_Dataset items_
+++

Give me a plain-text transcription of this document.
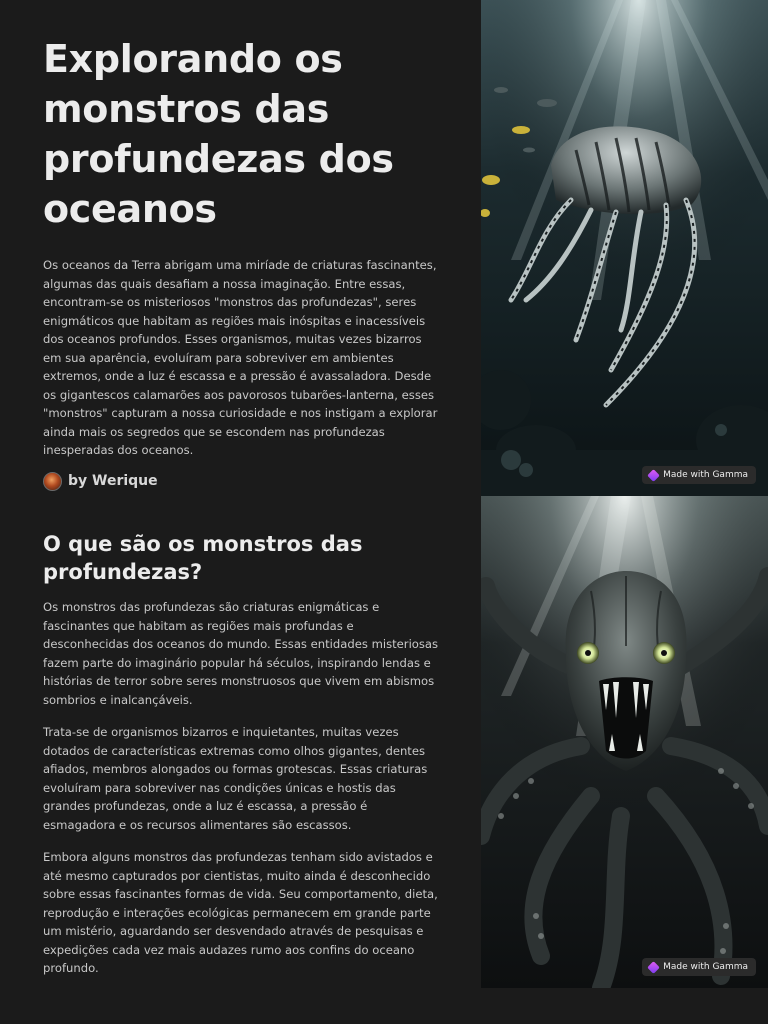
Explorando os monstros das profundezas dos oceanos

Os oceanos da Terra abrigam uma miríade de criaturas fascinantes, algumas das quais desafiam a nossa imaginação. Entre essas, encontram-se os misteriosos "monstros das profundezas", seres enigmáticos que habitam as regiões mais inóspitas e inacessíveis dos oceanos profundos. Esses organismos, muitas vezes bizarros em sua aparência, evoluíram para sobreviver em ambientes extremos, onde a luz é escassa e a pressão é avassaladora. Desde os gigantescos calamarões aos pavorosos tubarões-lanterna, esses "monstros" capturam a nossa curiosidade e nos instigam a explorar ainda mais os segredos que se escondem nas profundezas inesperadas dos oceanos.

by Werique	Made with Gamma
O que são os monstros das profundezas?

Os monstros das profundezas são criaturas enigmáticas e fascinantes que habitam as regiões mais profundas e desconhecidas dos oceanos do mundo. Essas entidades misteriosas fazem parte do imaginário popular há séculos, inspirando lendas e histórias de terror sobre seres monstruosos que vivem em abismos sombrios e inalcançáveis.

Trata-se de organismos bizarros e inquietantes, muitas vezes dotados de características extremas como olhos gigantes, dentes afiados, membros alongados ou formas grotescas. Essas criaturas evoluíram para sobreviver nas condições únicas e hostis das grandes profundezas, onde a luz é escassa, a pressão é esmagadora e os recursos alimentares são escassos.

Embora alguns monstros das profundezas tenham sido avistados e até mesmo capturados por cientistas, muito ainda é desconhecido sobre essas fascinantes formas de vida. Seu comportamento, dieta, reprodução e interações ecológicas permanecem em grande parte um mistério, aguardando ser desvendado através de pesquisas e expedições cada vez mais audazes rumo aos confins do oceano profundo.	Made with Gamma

+++

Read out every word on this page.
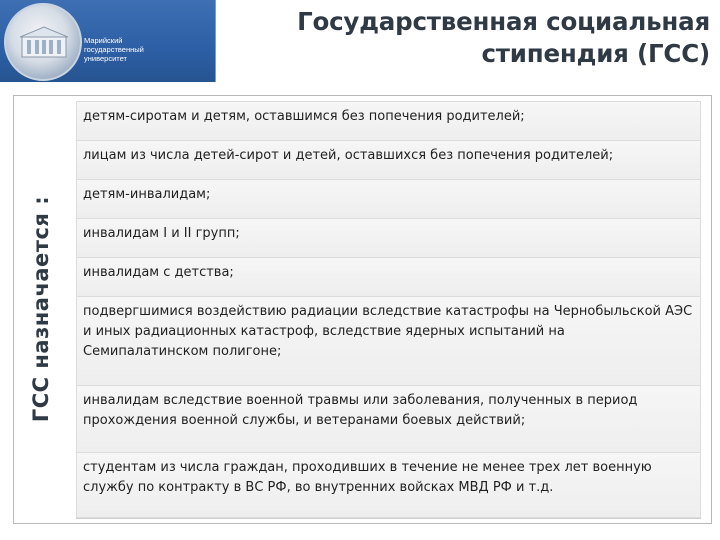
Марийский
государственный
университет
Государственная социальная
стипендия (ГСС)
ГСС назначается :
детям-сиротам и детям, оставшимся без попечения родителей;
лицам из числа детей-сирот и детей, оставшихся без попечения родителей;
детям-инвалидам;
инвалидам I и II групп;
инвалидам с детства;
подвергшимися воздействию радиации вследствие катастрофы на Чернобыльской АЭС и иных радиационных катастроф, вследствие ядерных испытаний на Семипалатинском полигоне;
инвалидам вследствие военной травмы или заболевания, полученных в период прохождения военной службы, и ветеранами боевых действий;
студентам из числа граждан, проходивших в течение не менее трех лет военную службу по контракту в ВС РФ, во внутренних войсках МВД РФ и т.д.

+++

_To be done_
Find the lines with the string "this" and reproduce them.

_Worked solution_
Give me a plain-text transcription of this document.
Read out every word on this page.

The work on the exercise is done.